**What you have to do:**
Could you print all the entries exactly?

----- Supplied data -----

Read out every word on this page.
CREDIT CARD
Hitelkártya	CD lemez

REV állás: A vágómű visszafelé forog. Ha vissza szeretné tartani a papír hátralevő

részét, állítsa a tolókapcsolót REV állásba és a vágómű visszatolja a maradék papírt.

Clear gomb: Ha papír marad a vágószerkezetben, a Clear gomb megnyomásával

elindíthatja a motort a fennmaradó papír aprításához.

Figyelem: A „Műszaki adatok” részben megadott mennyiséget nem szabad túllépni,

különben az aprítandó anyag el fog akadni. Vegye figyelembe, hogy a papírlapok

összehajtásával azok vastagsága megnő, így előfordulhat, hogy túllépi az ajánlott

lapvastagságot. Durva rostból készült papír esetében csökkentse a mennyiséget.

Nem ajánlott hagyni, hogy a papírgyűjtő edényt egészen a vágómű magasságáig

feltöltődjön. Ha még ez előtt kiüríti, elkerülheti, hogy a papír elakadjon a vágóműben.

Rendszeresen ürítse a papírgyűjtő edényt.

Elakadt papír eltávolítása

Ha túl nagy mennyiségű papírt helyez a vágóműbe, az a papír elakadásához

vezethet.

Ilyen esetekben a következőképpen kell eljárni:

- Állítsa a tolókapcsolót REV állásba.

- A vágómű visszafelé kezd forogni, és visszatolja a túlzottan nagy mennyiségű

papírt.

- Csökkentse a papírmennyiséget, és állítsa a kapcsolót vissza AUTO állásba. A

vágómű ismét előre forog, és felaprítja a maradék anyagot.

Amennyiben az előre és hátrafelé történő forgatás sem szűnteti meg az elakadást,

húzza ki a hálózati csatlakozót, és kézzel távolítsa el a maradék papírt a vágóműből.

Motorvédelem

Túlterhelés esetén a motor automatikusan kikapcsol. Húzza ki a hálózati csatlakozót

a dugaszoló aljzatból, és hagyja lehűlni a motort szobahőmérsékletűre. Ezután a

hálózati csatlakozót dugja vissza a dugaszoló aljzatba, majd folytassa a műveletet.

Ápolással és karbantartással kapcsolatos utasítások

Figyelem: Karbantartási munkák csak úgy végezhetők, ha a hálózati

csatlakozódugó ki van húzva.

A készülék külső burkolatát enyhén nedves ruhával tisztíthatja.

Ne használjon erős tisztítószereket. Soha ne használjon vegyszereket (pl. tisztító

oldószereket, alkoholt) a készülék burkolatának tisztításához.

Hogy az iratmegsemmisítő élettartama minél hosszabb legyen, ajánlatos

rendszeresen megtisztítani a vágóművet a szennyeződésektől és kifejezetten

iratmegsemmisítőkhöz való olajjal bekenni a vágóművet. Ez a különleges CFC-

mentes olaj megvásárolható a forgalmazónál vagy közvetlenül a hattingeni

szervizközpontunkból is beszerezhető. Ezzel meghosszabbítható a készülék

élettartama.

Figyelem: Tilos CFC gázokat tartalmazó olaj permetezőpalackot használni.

-----

**Worked solution:**
Read out every word on this page.
CREDIT CARD
Hitelkártya	CD lemez

REV állás: A vágómű visszafelé forog. Ha vissza szeretné tartani a papír hátralevő

részét, állítsa a tolókapcsolót REV állásba és a vágómű visszatolja a maradék papírt.

Clear gomb: Ha papír marad a vágószerkezetben, a Clear gomb megnyomásával

elindíthatja a motort a fennmaradó papír aprításához.

Figyelem: A „Műszaki adatok” részben megadott mennyiséget nem szabad túllépni,

különben az aprítandó anyag el fog akadni. Vegye figyelembe, hogy a papírlapok

összehajtásával azok vastagsága megnő, így előfordulhat, hogy túllépi az ajánlott

lapvastagságot. Durva rostból készült papír esetében csökkentse a mennyiséget.

Nem ajánlott hagyni, hogy a papírgyűjtő edényt egészen a vágómű magasságáig

feltöltődjön. Ha még ez előtt kiüríti, elkerülheti, hogy a papír elakadjon a vágóműben.

Rendszeresen ürítse a papírgyűjtő edényt.

Elakadt papír eltávolítása

Ha túl nagy mennyiségű papírt helyez a vágóműbe, az a papír elakadásához

vezethet.

Ilyen esetekben a következőképpen kell eljárni:

- Állítsa a tolókapcsolót REV állásba.

- A vágómű visszafelé kezd forogni, és visszatolja a túlzottan nagy mennyiségű

papírt.

- Csökkentse a papírmennyiséget, és állítsa a kapcsolót vissza AUTO állásba. A

vágómű ismét előre forog, és felaprítja a maradék anyagot.

Amennyiben az előre és hátrafelé történő forgatás sem szűnteti meg az elakadást,

húzza ki a hálózati csatlakozót, és kézzel távolítsa el a maradék papírt a vágóműből.

Motorvédelem

Túlterhelés esetén a motor automatikusan kikapcsol. Húzza ki a hálózati csatlakozót

a dugaszoló aljzatból, és hagyja lehűlni a motort szobahőmérsékletűre. Ezután a

hálózati csatlakozót dugja vissza a dugaszoló aljzatba, majd folytassa a műveletet.

Ápolással és karbantartással kapcsolatos utasítások

Figyelem: Karbantartási munkák csak úgy végezhetők, ha a hálózati

csatlakozódugó ki van húzva.

A készülék külső burkolatát enyhén nedves ruhával tisztíthatja.

Ne használjon erős tisztítószereket. Soha ne használjon vegyszereket (pl. tisztító

oldószereket, alkoholt) a készülék burkolatának tisztításához.

Hogy az iratmegsemmisítő élettartama minél hosszabb legyen, ajánlatos

rendszeresen megtisztítani a vágóművet a szennyeződésektől és kifejezetten

iratmegsemmisítőkhöz való olajjal bekenni a vágóművet. Ez a különleges CFC-

mentes olaj megvásárolható a forgalmazónál vagy közvetlenül a hattingeni

szervizközpontunkból is beszerezhető. Ezzel meghosszabbítható a készülék

élettartama.

Figyelem: Tilos CFC gázokat tartalmazó olaj permetezőpalackot használni.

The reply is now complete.